> [Task description]
Gather each line containing the string "JSON" from these entries.

------------------------------

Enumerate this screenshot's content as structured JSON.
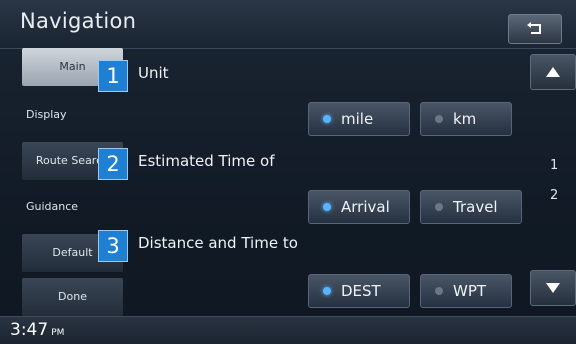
{
  "header": {
    "title": "Navigation",
    "back_icon": "return-icon"
  },
  "sidebar": {
    "items": [
      {
        "label": "Main"
      },
      {
        "label": "Display"
      },
      {
        "label": "Route Search"
      },
      {
        "label": "Guidance"
      },
      {
        "label": "Default"
      },
      {
        "label": "Done"
      }
    ]
  },
  "settings": [
    {
      "number": "1",
      "label": "Unit",
      "options": [
        "mile",
        "km"
      ],
      "selected": "mile"
    },
    {
      "number": "2",
      "label": "Estimated Time of",
      "options": [
        "Arrival",
        "Travel"
      ],
      "selected": "Arrival"
    },
    {
      "number": "3",
      "label": "Distance and Time to",
      "options": [
        "DEST",
        "WPT"
      ],
      "selected": "DEST"
    }
  ],
  "page": {
    "current": "1",
    "total": "2"
  },
  "status": {
    "time": "3:47",
    "ampm": "PM"
  }
}
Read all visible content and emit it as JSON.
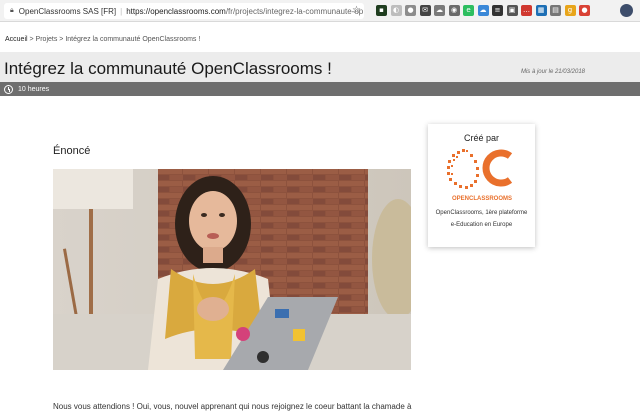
{
  "browser": {
    "site": "OpenClassrooms SAS [FR]",
    "url_host": "https://openclassrooms.com",
    "url_path": "/fr/projects/integrez-la-communaute-op...",
    "extensions": [
      {
        "name": "terminal-ext-icon",
        "color": "#1f3d1f",
        "glyph": "▪"
      },
      {
        "name": "ghost-ext-icon",
        "color": "#bdbdbd",
        "glyph": "◐"
      },
      {
        "name": "chat-ext-icon",
        "color": "#8c8c8c",
        "glyph": "●"
      },
      {
        "name": "mail-ext-icon",
        "color": "#444444",
        "glyph": "✉"
      },
      {
        "name": "cloud-ext-icon",
        "color": "#7a7a7a",
        "glyph": "☁"
      },
      {
        "name": "ublock-ext-icon",
        "color": "#6b6b6b",
        "glyph": "◉"
      },
      {
        "name": "evernote-ext-icon",
        "color": "#2dbe60",
        "glyph": "e"
      },
      {
        "name": "onedrive-ext-icon",
        "color": "#3a88d8",
        "glyph": "☁"
      },
      {
        "name": "dark-ext-icon",
        "color": "#333333",
        "glyph": "≡"
      },
      {
        "name": "save-ext-icon",
        "color": "#555555",
        "glyph": "▣"
      },
      {
        "name": "lastpass-ext-icon",
        "color": "#d0382f",
        "glyph": "…"
      },
      {
        "name": "dashlane-ext-icon",
        "color": "#1d6fb5",
        "glyph": "▦"
      },
      {
        "name": "grid-ext-icon",
        "color": "#777777",
        "glyph": "▤"
      },
      {
        "name": "google-ext-icon",
        "color": "#e8a51a",
        "glyph": "g"
      },
      {
        "name": "hangouts-ext-icon",
        "color": "#d94235",
        "glyph": "●"
      }
    ]
  },
  "breadcrumb": {
    "home": "Accueil",
    "rest": " > Projets > Intégrez la communauté OpenClassrooms !"
  },
  "header": {
    "title": "Intégrez la communauté OpenClassrooms !",
    "updated": "Mis à jour le 21/03/2018",
    "duration": "10 heures"
  },
  "main": {
    "section_title": "Énoncé",
    "intro": "Nous vous attendions ! Oui, vous, nouvel apprenant qui nous rejoignez le coeur battant la chamade à"
  },
  "card": {
    "by": "Créé par",
    "logo_text": "OPENCLASSROOMS",
    "desc_line1": "OpenClassrooms, 1ère plateforme",
    "desc_line2": "e-Education en Europe"
  },
  "colors": {
    "brand_orange": "#e9702c",
    "duration_bar": "#6e6e6e"
  }
}
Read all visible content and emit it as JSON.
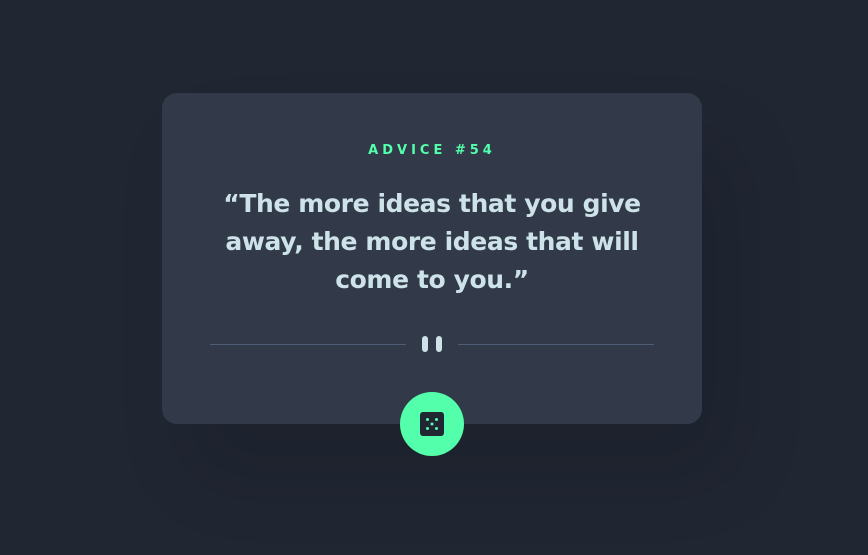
{
  "advice": {
    "label": "Advice #54",
    "quote": "“The more ideas that you give away, the more ideas that will come to you.”"
  },
  "divider": {
    "icon": "pause-icon"
  },
  "action": {
    "icon": "dice-icon"
  },
  "colors": {
    "background": "#202632",
    "card": "#323a49",
    "accent": "#53ffaa",
    "text": "#cee3e9",
    "divider": "#4f5d74"
  }
}
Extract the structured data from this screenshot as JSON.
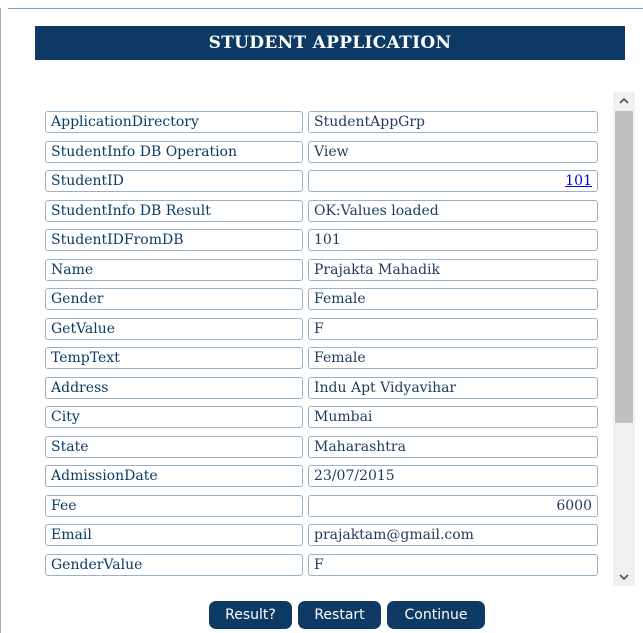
{
  "header": {
    "title": "STUDENT APPLICATION"
  },
  "fields": [
    {
      "label": "ApplicationDirectory",
      "value": "StudentAppGrp"
    },
    {
      "label": "StudentInfo DB Operation",
      "value": "View"
    },
    {
      "label": "StudentID",
      "value": "101",
      "link": true,
      "align": "right"
    },
    {
      "label": "StudentInfo DB Result",
      "value": "OK:Values loaded"
    },
    {
      "label": "StudentIDFromDB",
      "value": "101"
    },
    {
      "label": "Name",
      "value": "Prajakta Mahadik"
    },
    {
      "label": "Gender",
      "value": "Female"
    },
    {
      "label": "GetValue",
      "value": "F"
    },
    {
      "label": "TempText",
      "value": "Female"
    },
    {
      "label": "Address",
      "value": "Indu Apt Vidyavihar"
    },
    {
      "label": "City",
      "value": "Mumbai"
    },
    {
      "label": "State",
      "value": "Maharashtra"
    },
    {
      "label": "AdmissionDate",
      "value": "23/07/2015"
    },
    {
      "label": "Fee",
      "value": "6000",
      "align": "right"
    },
    {
      "label": "Email",
      "value": "prajaktam@gmail.com"
    },
    {
      "label": "GenderValue",
      "value": "F"
    }
  ],
  "buttons": {
    "result": "Result?",
    "restart": "Restart",
    "continue": "Continue"
  },
  "scrollbar": {
    "up_icon": "chevron-up-icon",
    "down_icon": "chevron-down-icon"
  },
  "colors": {
    "primary": "#0d3a64",
    "border": "#97b3cc",
    "link": "#0000ee"
  }
}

------------------------------

> [The output]
Enumerate this screenshot's content as structured JSON.
Read all visible content and emit it as JSON.
Read all visible content and emit it as JSON.
Extract the structured data from this screenshot as JSON.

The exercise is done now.